##### Records provided
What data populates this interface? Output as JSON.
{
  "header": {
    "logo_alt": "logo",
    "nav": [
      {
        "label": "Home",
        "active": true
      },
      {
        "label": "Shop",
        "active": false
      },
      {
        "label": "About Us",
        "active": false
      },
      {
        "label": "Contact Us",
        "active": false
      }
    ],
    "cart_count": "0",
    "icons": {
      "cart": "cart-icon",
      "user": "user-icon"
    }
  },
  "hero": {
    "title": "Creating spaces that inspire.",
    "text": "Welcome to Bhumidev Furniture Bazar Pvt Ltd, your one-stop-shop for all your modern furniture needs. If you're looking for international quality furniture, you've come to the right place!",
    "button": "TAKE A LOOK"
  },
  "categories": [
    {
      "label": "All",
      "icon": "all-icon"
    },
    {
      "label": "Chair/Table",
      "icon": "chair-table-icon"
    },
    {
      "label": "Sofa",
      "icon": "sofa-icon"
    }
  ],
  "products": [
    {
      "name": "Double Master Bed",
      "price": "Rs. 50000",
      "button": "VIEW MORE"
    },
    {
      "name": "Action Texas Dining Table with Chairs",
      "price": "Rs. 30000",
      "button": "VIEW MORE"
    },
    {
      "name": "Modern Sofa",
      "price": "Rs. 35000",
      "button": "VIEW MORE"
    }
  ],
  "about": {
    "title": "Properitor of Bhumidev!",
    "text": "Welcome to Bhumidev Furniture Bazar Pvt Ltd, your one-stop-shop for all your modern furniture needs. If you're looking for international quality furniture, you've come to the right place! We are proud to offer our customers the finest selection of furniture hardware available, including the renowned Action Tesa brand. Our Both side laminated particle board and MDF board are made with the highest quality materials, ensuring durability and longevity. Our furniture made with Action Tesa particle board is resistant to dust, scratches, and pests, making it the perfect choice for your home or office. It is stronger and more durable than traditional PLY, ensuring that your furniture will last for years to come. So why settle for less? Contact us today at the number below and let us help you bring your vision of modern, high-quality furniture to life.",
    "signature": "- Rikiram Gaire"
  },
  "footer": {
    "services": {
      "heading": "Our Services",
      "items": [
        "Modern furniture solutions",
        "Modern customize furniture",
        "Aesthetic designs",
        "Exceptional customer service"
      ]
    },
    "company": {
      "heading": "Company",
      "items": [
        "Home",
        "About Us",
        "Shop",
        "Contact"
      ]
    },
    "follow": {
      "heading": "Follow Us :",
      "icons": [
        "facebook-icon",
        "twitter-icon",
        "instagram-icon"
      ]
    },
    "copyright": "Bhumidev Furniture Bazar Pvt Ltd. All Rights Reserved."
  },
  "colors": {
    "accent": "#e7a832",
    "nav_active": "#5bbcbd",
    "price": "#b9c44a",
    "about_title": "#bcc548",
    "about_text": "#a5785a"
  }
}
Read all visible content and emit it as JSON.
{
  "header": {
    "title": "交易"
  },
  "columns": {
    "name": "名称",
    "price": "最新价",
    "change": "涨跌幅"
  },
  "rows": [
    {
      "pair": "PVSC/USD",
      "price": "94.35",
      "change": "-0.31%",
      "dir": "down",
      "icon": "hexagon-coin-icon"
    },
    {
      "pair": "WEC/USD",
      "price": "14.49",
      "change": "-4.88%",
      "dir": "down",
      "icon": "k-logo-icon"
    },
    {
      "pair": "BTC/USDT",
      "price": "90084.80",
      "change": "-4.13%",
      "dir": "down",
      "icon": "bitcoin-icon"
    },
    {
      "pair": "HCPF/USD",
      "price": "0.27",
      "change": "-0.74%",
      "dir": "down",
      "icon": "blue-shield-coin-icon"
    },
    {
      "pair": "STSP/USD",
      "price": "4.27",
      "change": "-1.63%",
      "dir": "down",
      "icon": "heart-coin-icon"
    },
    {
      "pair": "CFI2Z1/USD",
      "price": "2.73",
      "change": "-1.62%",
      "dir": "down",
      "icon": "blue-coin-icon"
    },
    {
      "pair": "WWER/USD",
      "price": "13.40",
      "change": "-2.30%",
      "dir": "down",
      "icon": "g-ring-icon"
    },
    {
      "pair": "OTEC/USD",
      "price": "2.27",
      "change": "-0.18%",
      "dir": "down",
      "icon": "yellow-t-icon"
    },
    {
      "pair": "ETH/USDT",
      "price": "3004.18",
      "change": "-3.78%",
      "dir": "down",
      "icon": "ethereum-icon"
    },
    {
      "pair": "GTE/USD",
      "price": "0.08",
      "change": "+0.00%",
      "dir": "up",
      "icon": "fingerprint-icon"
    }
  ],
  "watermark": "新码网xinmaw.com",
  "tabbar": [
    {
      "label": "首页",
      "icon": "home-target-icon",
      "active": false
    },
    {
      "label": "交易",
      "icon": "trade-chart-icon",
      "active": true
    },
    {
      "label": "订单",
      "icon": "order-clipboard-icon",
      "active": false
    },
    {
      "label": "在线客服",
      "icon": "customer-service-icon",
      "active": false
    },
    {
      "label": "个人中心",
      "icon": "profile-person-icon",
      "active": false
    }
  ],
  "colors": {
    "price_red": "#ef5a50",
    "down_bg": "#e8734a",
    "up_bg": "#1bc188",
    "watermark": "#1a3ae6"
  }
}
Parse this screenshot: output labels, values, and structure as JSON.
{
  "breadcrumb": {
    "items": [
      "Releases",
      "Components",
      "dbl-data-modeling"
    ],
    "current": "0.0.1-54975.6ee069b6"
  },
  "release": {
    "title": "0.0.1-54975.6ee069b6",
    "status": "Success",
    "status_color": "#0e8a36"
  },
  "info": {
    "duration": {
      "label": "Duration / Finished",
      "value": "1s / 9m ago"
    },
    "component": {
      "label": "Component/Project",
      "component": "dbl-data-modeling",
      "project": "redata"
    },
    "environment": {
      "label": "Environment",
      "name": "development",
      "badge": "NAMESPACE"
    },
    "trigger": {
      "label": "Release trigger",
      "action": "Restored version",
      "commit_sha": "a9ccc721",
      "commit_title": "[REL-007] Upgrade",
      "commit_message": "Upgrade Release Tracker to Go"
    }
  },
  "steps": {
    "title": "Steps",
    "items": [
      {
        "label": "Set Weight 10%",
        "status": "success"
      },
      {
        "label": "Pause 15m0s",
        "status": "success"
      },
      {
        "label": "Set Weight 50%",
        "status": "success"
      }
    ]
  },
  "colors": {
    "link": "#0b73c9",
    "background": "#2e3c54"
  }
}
##########
— Work instructions —
Retype the data in full and match it exactly.

— Finished exercise —
What data populates this interface? Output as JSON.
{
  "header": {
    "logo_alt": "logo",
    "nav": [
      {
        "label": "Home",
        "active": true
      },
      {
        "label": "Shop",
        "active": false
      },
      {
        "label": "About Us",
        "active": false
      },
      {
        "label": "Contact Us",
        "active": false
      }
    ],
    "cart_count": "0",
    "icons": {
      "cart": "cart-icon",
      "user": "user-icon"
    }
  },
  "hero": {
    "title": "Creating spaces that inspire.",
    "text": "Welcome to Bhumidev Furniture Bazar Pvt Ltd, your one-stop-shop for all your modern furniture needs. If you're looking for international quality furniture, you've come to the right place!",
    "button": "TAKE A LOOK"
  },
  "categories": [
    {
      "label": "All",
      "icon": "all-icon"
    },
    {
      "label": "Chair/Table",
      "icon": "chair-table-icon"
    },
    {
      "label": "Sofa",
      "icon": "sofa-icon"
    }
  ],
  "products": [
    {
      "name": "Double Master Bed",
      "price": "Rs. 50000",
      "button": "VIEW MORE"
    },
    {
      "name": "Action Texas Dining Table with Chairs",
      "price": "Rs. 30000",
      "button": "VIEW MORE"
    },
    {
      "name": "Modern Sofa",
      "price": "Rs. 35000",
      "button": "VIEW MORE"
    }
  ],
  "about": {
    "title": "Properitor of Bhumidev!",
    "text": "Welcome to Bhumidev Furniture Bazar Pvt Ltd, your one-stop-shop for all your modern furniture needs. If you're looking for international quality furniture, you've come to the right place! We are proud to offer our customers the finest selection of furniture hardware available, including the renowned Action Tesa brand. Our Both side laminated particle board and MDF board are made with the highest quality materials, ensuring durability and longevity. Our furniture made with Action Tesa particle board is resistant to dust, scratches, and pests, making it the perfect choice for your home or office. It is stronger and more durable than traditional PLY, ensuring that your furniture will last for years to come. So why settle for less? Contact us today at the number below and let us help you bring your vision of modern, high-quality furniture to life.",
    "signature": "- Rikiram Gaire"
  },
  "footer": {
    "services": {
      "heading": "Our Services",
      "items": [
        "Modern furniture solutions",
        "Modern customize furniture",
        "Aesthetic designs",
        "Exceptional customer service"
      ]
    },
    "company": {
      "heading": "Company",
      "items": [
        "Home",
        "About Us",
        "Shop",
        "Contact"
      ]
    },
    "follow": {
      "heading": "Follow Us :",
      "icons": [
        "facebook-icon",
        "twitter-icon",
        "instagram-icon"
      ]
    },
    "copyright": "Bhumidev Furniture Bazar Pvt Ltd. All Rights Reserved."
  },
  "colors": {
    "accent": "#e7a832",
    "nav_active": "#5bbcbd",
    "price": "#b9c44a",
    "about_title": "#bcc548",
    "about_text": "#a5785a"
  }
}
Read all visible content and emit it as JSON.
{
  "header": {
    "title": "交易"
  },
  "columns": {
    "name": "名称",
    "price": "最新价",
    "change": "涨跌幅"
  },
  "rows": [
    {
      "pair": "PVSC/USD",
      "price": "94.35",
      "change": "-0.31%",
      "dir": "down",
      "icon": "hexagon-coin-icon"
    },
    {
      "pair": "WEC/USD",
      "price": "14.49",
      "change": "-4.88%",
      "dir": "down",
      "icon": "k-logo-icon"
    },
    {
      "pair": "BTC/USDT",
      "price": "90084.80",
      "change": "-4.13%",
      "dir": "down",
      "icon": "bitcoin-icon"
    },
    {
      "pair": "HCPF/USD",
      "price": "0.27",
      "change": "-0.74%",
      "dir": "down",
      "icon": "blue-shield-coin-icon"
    },
    {
      "pair": "STSP/USD",
      "price": "4.27",
      "change": "-1.63%",
      "dir": "down",
      "icon": "heart-coin-icon"
    },
    {
      "pair": "CFI2Z1/USD",
      "price": "2.73",
      "change": "-1.62%",
      "dir": "down",
      "icon": "blue-coin-icon"
    },
    {
      "pair": "WWER/USD",
      "price": "13.40",
      "change": "-2.30%",
      "dir": "down",
      "icon": "g-ring-icon"
    },
    {
      "pair": "OTEC/USD",
      "price": "2.27",
      "change": "-0.18%",
      "dir": "down",
      "icon": "yellow-t-icon"
    },
    {
      "pair": "ETH/USDT",
      "price": "3004.18",
      "change": "-3.78%",
      "dir": "down",
      "icon": "ethereum-icon"
    },
    {
      "pair": "GTE/USD",
      "price": "0.08",
      "change": "+0.00%",
      "dir": "up",
      "icon": "fingerprint-icon"
    }
  ],
  "watermark": "新码网xinmaw.com",
  "tabbar": [
    {
      "label": "首页",
      "icon": "home-target-icon",
      "active": false
    },
    {
      "label": "交易",
      "icon": "trade-chart-icon",
      "active": true
    },
    {
      "label": "订单",
      "icon": "order-clipboard-icon",
      "active": false
    },
    {
      "label": "在线客服",
      "icon": "customer-service-icon",
      "active": false
    },
    {
      "label": "个人中心",
      "icon": "profile-person-icon",
      "active": false
    }
  ],
  "colors": {
    "price_red": "#ef5a50",
    "down_bg": "#e8734a",
    "up_bg": "#1bc188",
    "watermark": "#1a3ae6"
  }
}
Parse this screenshot: output labels, values, and structure as JSON.
{
  "breadcrumb": {
    "items": [
      "Releases",
      "Components",
      "dbl-data-modeling"
    ],
    "current": "0.0.1-54975.6ee069b6"
  },
  "release": {
    "title": "0.0.1-54975.6ee069b6",
    "status": "Success",
    "status_color": "#0e8a36"
  },
  "info": {
    "duration": {
      "label": "Duration / Finished",
      "value": "1s / 9m ago"
    },
    "component": {
      "label": "Component/Project",
      "component": "dbl-data-modeling",
      "project": "redata"
    },
    "environment": {
      "label": "Environment",
      "name": "development",
      "badge": "NAMESPACE"
    },
    "trigger": {
      "label": "Release trigger",
      "action": "Restored version",
      "commit_sha": "a9ccc721",
      "commit_title": "[REL-007] Upgrade",
      "commit_message": "Upgrade Release Tracker to Go"
    }
  },
  "steps": {
    "title": "Steps",
    "items": [
      {
        "label": "Set Weight 10%",
        "status": "success"
      },
      {
        "label": "Pause 15m0s",
        "status": "success"
      },
      {
        "label": "Set Weight 50%",
        "status": "success"
      }
    ]
  },
  "colors": {
    "link": "#0b73c9",
    "background": "#2e3c54"
  }
}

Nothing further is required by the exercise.